START THE INPUT

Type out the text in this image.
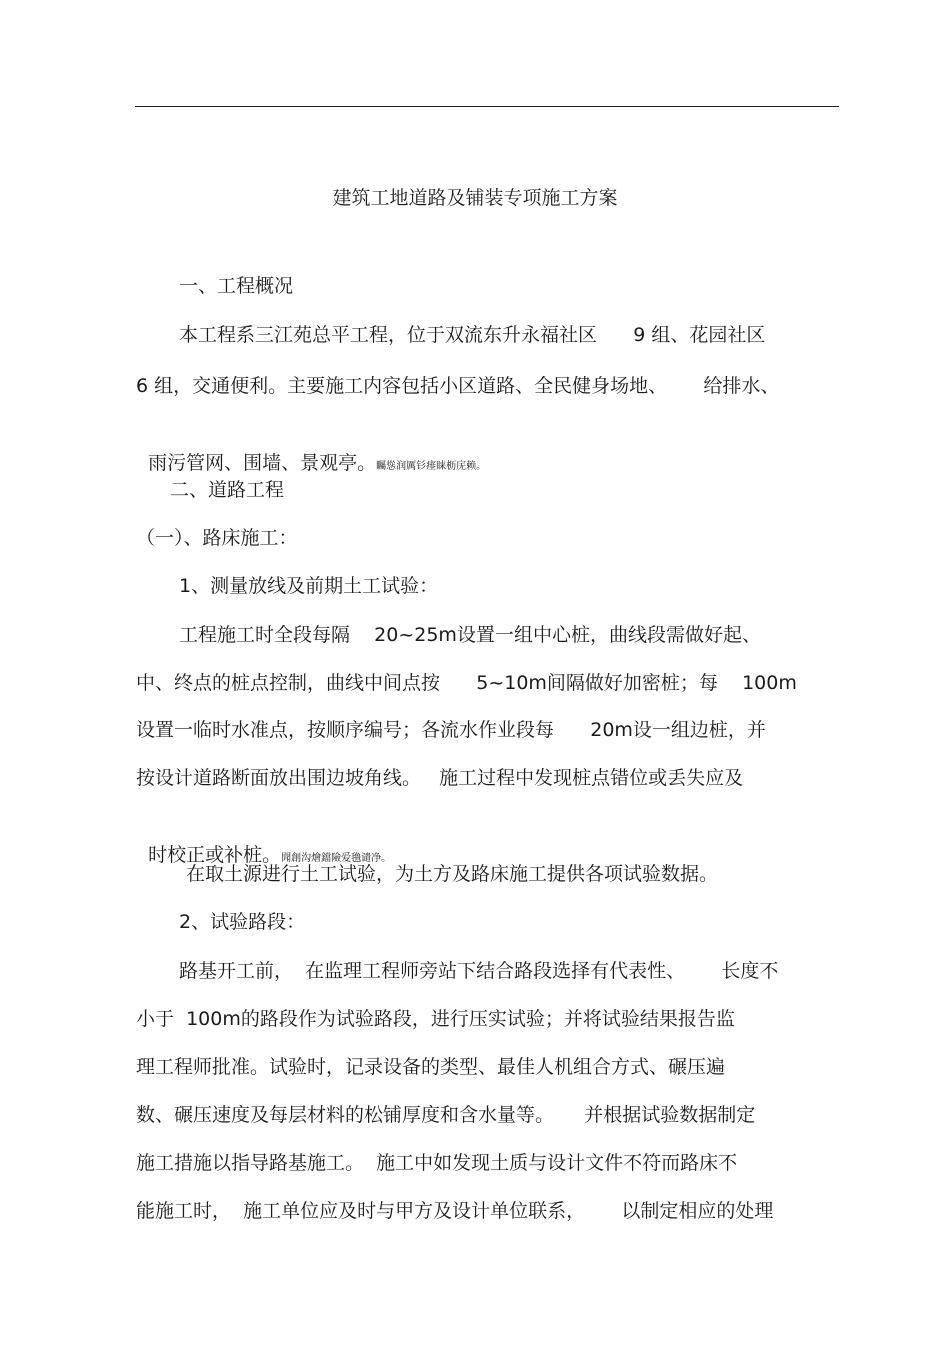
建筑工地道路及铺装专项施工方案
一、工程概况
本工程系三江苑总平工程，位于双流东升永福社区      9 组、花园社区
6 组，交通便利。主要施工内容包括小区道路、全民健身场地、      给排水、

雨污管网、围墙、景观亭。矚慫润厲钐瘗睐枥庑赖。

二、道路工程
（一）、路床施工：
1、测量放线及前期土工试验：
工程施工时全段每隔    20~25m设置一组中心桩，曲线段需做好起、
中、终点的桩点控制，曲线中间点按      5~10m间隔做好加密桩；每    100m
设置一临时水准点，按顺序编号；各流水作业段每      20m设一组边桩，并
按设计道路断面放出围边坡角线。   施工过程中发现桩点错位或丢失应及

时校正或补桩。聞創沟燴鐺險爱氇谴净。

在取土源进行土工试验，为土方及路床施工提供各项试验数据。
2、试验路段：
路基开工前，  在监理工程师旁站下结合路段选择有代表性、      长度不
小于  100m的路段作为试验路段，进行压实试验；并将试验结果报告监
理工程师批准。试验时，记录设备的类型、最佳人机组合方式、碾压遍
数、碾压速度及每层材料的松铺厚度和含水量等。     并根据试验数据制定
施工措施以指导路基施工。  施工中如发现土质与设计文件不符而路床不
能施工时，  施工单位应及时与甲方及设计单位联系，      以制定相应的处理
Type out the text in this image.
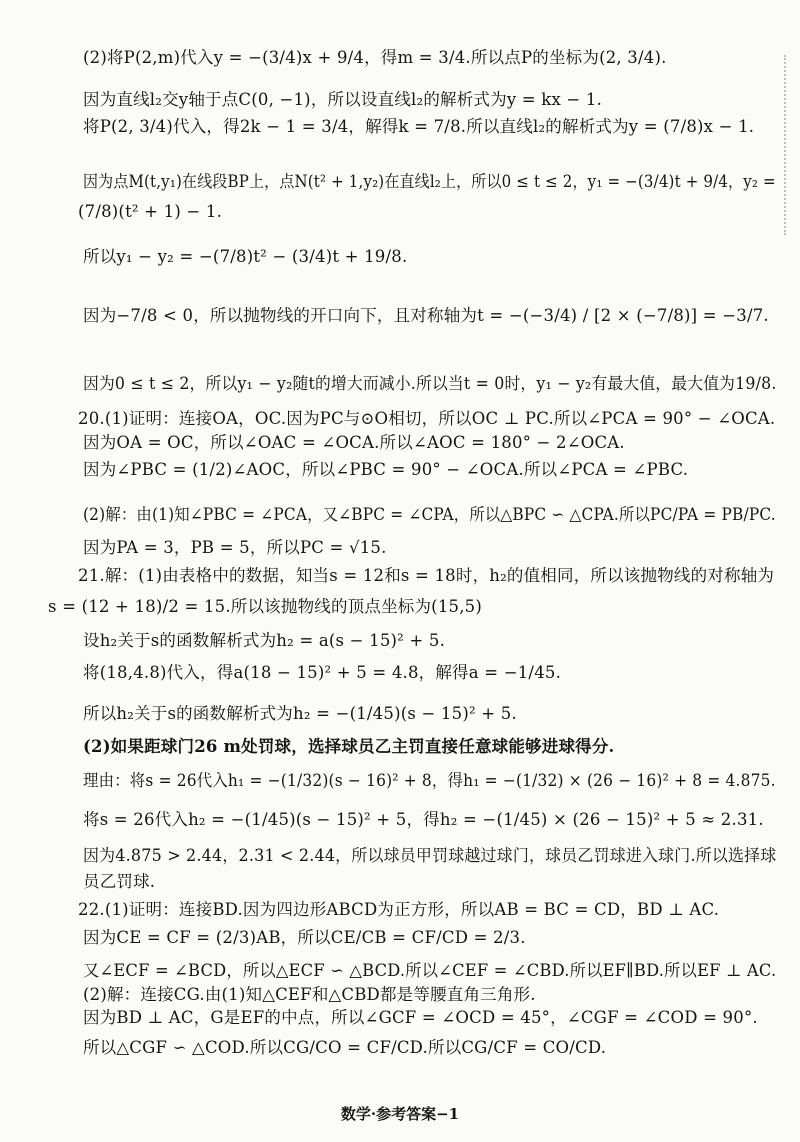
(2)将P(2,m)代入y = −(3/4)x + 9/4，得m = 3/4.所以点P的坐标为(2, 3/4).
因为直线l₂交y轴于点C(0, −1)，所以设直线l₂的解析式为y = kx − 1.
将P(2, 3/4)代入，得2k − 1 = 3/4，解得k = 7/8.所以直线l₂的解析式为y = (7/8)x − 1.
因为点M(t,y₁)在线段BP上，点N(t² + 1,y₂)在直线l₂上，所以0 ≤ t ≤ 2，y₁ = −(3/4)t + 9/4，y₂ =
(7/8)(t² + 1) − 1.
所以y₁ − y₂ = −(7/8)t² − (3/4)t + 19/8.
因为−7/8 < 0，所以抛物线的开口向下，且对称轴为t = −(−3/4) / [2 × (−7/8)] = −3/7.
因为0 ≤ t ≤ 2，所以y₁ − y₂随t的增大而减小.所以当t = 0时，y₁ − y₂有最大值，最大值为19/8.
20.(1)证明：连接OA，OC.因为PC与⊙O相切，所以OC ⊥ PC.所以∠PCA = 90° − ∠OCA.
因为OA = OC，所以∠OAC = ∠OCA.所以∠AOC = 180° − 2∠OCA.
因为∠PBC = (1/2)∠AOC，所以∠PBC = 90° − ∠OCA.所以∠PCA = ∠PBC.
(2)解：由(1)知∠PBC = ∠PCA，又∠BPC = ∠CPA，所以△BPC ∽ △CPA.所以PC/PA = PB/PC.
因为PA = 3，PB = 5，所以PC = √15.
21.解：(1)由表格中的数据，知当s = 12和s = 18时，h₂的值相同，所以该抛物线的对称轴为
s = (12 + 18)/2 = 15.所以该抛物线的顶点坐标为(15,5)
设h₂关于s的函数解析式为h₂ = a(s − 15)² + 5.
将(18,4.8)代入，得a(18 − 15)² + 5 = 4.8，解得a = −1/45.
所以h₂关于s的函数解析式为h₂ = −(1/45)(s − 15)² + 5.
(2)如果距球门26 m处罚球，选择球员乙主罚直接任意球能够进球得分.
理由：将s = 26代入h₁ = −(1/32)(s − 16)² + 8，得h₁ = −(1/32) × (26 − 16)² + 8 = 4.875.
将s = 26代入h₂ = −(1/45)(s − 15)² + 5，得h₂ = −(1/45) × (26 − 15)² + 5 ≈ 2.31.
因为4.875 > 2.44，2.31 < 2.44，所以球员甲罚球越过球门，球员乙罚球进入球门.所以选择球
员乙罚球.
22.(1)证明：连接BD.因为四边形ABCD为正方形，所以AB = BC = CD，BD ⊥ AC.
因为CE = CF = (2/3)AB，所以CE/CB = CF/CD = 2/3.
又∠ECF = ∠BCD，所以△ECF ∽ △BCD.所以∠CEF = ∠CBD.所以EF∥BD.所以EF ⊥ AC.
(2)解：连接CG.由(1)知△CEF和△CBD都是等腰直角三角形.
因为BD ⊥ AC，G是EF的中点，所以∠GCF = ∠OCD = 45°，∠CGF = ∠COD = 90°.
所以△CGF ∽ △COD.所以CG/CO = CF/CD.所以CG/CF = CO/CD.
数学·参考答案−1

END THE INPUT

Copy the records above exactly. The pictures are not part of the copy.

_EXERCISE OUTPUT_:
Type out the text in this image.
建筑工地道路及铺装专项施工方案
一、工程概况
本工程系三江苑总平工程，位于双流东升永福社区      9 组、花园社区
6 组，交通便利。主要施工内容包括小区道路、全民健身场地、      给排水、

雨污管网、围墙、景观亭。矚慫润厲钐瘗睐枥庑赖。

二、道路工程
（一）、路床施工：
1、测量放线及前期土工试验：
工程施工时全段每隔    20~25m设置一组中心桩，曲线段需做好起、
中、终点的桩点控制，曲线中间点按      5~10m间隔做好加密桩；每    100m
设置一临时水准点，按顺序编号；各流水作业段每      20m设一组边桩，并
按设计道路断面放出围边坡角线。   施工过程中发现桩点错位或丢失应及

时校正或补桩。聞創沟燴鐺險爱氇谴净。

在取土源进行土工试验，为土方及路床施工提供各项试验数据。
2、试验路段：
路基开工前，  在监理工程师旁站下结合路段选择有代表性、      长度不
小于  100m的路段作为试验路段，进行压实试验；并将试验结果报告监
理工程师批准。试验时，记录设备的类型、最佳人机组合方式、碾压遍
数、碾压速度及每层材料的松铺厚度和含水量等。     并根据试验数据制定
施工措施以指导路基施工。  施工中如发现土质与设计文件不符而路床不
能施工时，  施工单位应及时与甲方及设计单位联系，      以制定相应的处理
Type out the text in this image.
(2)将P(2,m)代入y = −(3/4)x + 9/4，得m = 3/4.所以点P的坐标为(2, 3/4).
因为直线l₂交y轴于点C(0, −1)，所以设直线l₂的解析式为y = kx − 1.
将P(2, 3/4)代入，得2k − 1 = 3/4，解得k = 7/8.所以直线l₂的解析式为y = (7/8)x − 1.
因为点M(t,y₁)在线段BP上，点N(t² + 1,y₂)在直线l₂上，所以0 ≤ t ≤ 2，y₁ = −(3/4)t + 9/4，y₂ =
(7/8)(t² + 1) − 1.
所以y₁ − y₂ = −(7/8)t² − (3/4)t + 19/8.
因为−7/8 < 0，所以抛物线的开口向下，且对称轴为t = −(−3/4) / [2 × (−7/8)] = −3/7.
因为0 ≤ t ≤ 2，所以y₁ − y₂随t的增大而减小.所以当t = 0时，y₁ − y₂有最大值，最大值为19/8.
20.(1)证明：连接OA，OC.因为PC与⊙O相切，所以OC ⊥ PC.所以∠PCA = 90° − ∠OCA.
因为OA = OC，所以∠OAC = ∠OCA.所以∠AOC = 180° − 2∠OCA.
因为∠PBC = (1/2)∠AOC，所以∠PBC = 90° − ∠OCA.所以∠PCA = ∠PBC.
(2)解：由(1)知∠PBC = ∠PCA，又∠BPC = ∠CPA，所以△BPC ∽ △CPA.所以PC/PA = PB/PC.
因为PA = 3，PB = 5，所以PC = √15.
21.解：(1)由表格中的数据，知当s = 12和s = 18时，h₂的值相同，所以该抛物线的对称轴为
s = (12 + 18)/2 = 15.所以该抛物线的顶点坐标为(15,5)
设h₂关于s的函数解析式为h₂ = a(s − 15)² + 5.
将(18,4.8)代入，得a(18 − 15)² + 5 = 4.8，解得a = −1/45.
所以h₂关于s的函数解析式为h₂ = −(1/45)(s − 15)² + 5.
(2)如果距球门26 m处罚球，选择球员乙主罚直接任意球能够进球得分.
理由：将s = 26代入h₁ = −(1/32)(s − 16)² + 8，得h₁ = −(1/32) × (26 − 16)² + 8 = 4.875.
将s = 26代入h₂ = −(1/45)(s − 15)² + 5，得h₂ = −(1/45) × (26 − 15)² + 5 ≈ 2.31.
因为4.875 > 2.44，2.31 < 2.44，所以球员甲罚球越过球门，球员乙罚球进入球门.所以选择球
员乙罚球.
22.(1)证明：连接BD.因为四边形ABCD为正方形，所以AB = BC = CD，BD ⊥ AC.
因为CE = CF = (2/3)AB，所以CE/CB = CF/CD = 2/3.
又∠ECF = ∠BCD，所以△ECF ∽ △BCD.所以∠CEF = ∠CBD.所以EF∥BD.所以EF ⊥ AC.
(2)解：连接CG.由(1)知△CEF和△CBD都是等腰直角三角形.
因为BD ⊥ AC，G是EF的中点，所以∠GCF = ∠OCD = 45°，∠CGF = ∠COD = 90°.
所以△CGF ∽ △COD.所以CG/CO = CF/CD.所以CG/CF = CO/CD.
数学·参考答案−1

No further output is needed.